▶ **To do**
Wherever the word "macaroni" shows up in a line, please copy that line.

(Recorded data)
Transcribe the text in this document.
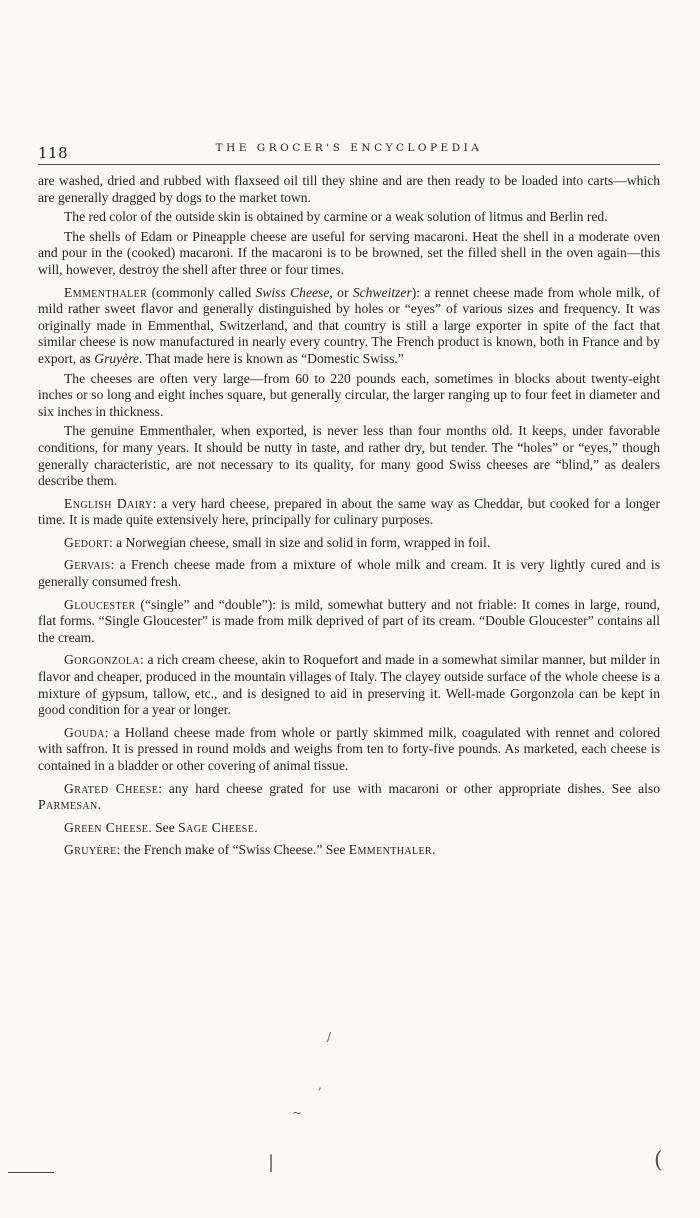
118	THE GROCER'S ENCYCLOPEDIA

are washed, dried and rubbed with flaxseed oil till they shine and are then ready to be loaded into carts—which are generally dragged by dogs to the market town.

The red color of the outside skin is obtained by carmine or a weak solution of litmus and Berlin red.

The shells of Edam or Pineapple cheese are useful for serving macaroni. Heat the shell in a moderate oven and pour in the (cooked) macaroni. If the macaroni is to be browned, set the filled shell in the oven again—this will, however, destroy the shell after three or four times.

Emmenthaler (commonly called Swiss Cheese, or Schweitzer): a rennet cheese made from whole milk, of mild rather sweet flavor and generally distinguished by holes or “eyes” of various sizes and frequency. It was originally made in Emmenthal, Switzerland, and that country is still a large exporter in spite of the fact that similar cheese is now manufactured in nearly every country. The French product is known, both in France and by export, as Gruyère. That made here is known as “Domestic Swiss.”

The cheeses are often very large—from 60 to 220 pounds each, sometimes in blocks about twenty-eight inches or so long and eight inches square, but generally circular, the larger ranging up to four feet in diameter and six inches in thickness.

The genuine Emmenthaler, when exported, is never less than four months old. It keeps, under favorable conditions, for many years. It should be nutty in taste, and rather dry, but tender. The “holes” or “eyes,” though generally characteristic, are not necessary to its quality, for many good Swiss cheeses are “blind,” as dealers describe them.

English Dairy: a very hard cheese, prepared in about the same way as Cheddar, but cooked for a longer time. It is made quite extensively here, principally for culinary purposes.

Gedort: a Norwegian cheese, small in size and solid in form, wrapped in foil.

Gervais: a French cheese made from a mixture of whole milk and cream. It is very lightly cured and is generally consumed fresh.

Gloucester (“single” and “double”): is mild, somewhat buttery and not friable: It comes in large, round, flat forms. “Single Gloucester” is made from milk deprived of part of its cream. “Double Gloucester” contains all the cream.

Gorgonzola: a rich cream cheese, akin to Roquefort and made in a somewhat similar manner, but milder in flavor and cheaper, produced in the mountain villages of Italy. The clayey outside surface of the whole cheese is a mixture of gypsum, tallow, etc., and is designed to aid in preserving it. Well-made Gorgonzola can be kept in good condition for a year or longer.

Gouda: a Holland cheese made from whole or partly skimmed milk, coagulated with rennet and colored with saffron. It is pressed in round molds and weighs from ten to forty-five pounds. As marketed, each cheese is contained in a bladder or other covering of animal tissue.

Grated Cheese: any hard cheese grated for use with macaroni or other appropriate dishes. See also Parmesan.

Green Cheese. See Sage Cheese.

Gruyère: the French make of “Swiss Cheese.” See Emmenthaler.

/
,
~
|	(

▶ **Exercise result**
The shells of Edam or Pineapple cheese are useful for serving macaroni. Heat the shell in a moderate oven and pour in the (cooked) macaroni. If the macaroni is to be browned, set the filled shell in the oven again—this will, however, destroy the shell after three or four times.
Grated Cheese: any hard cheese grated for use with macaroni or other appropriate dishes. See also Parmesan.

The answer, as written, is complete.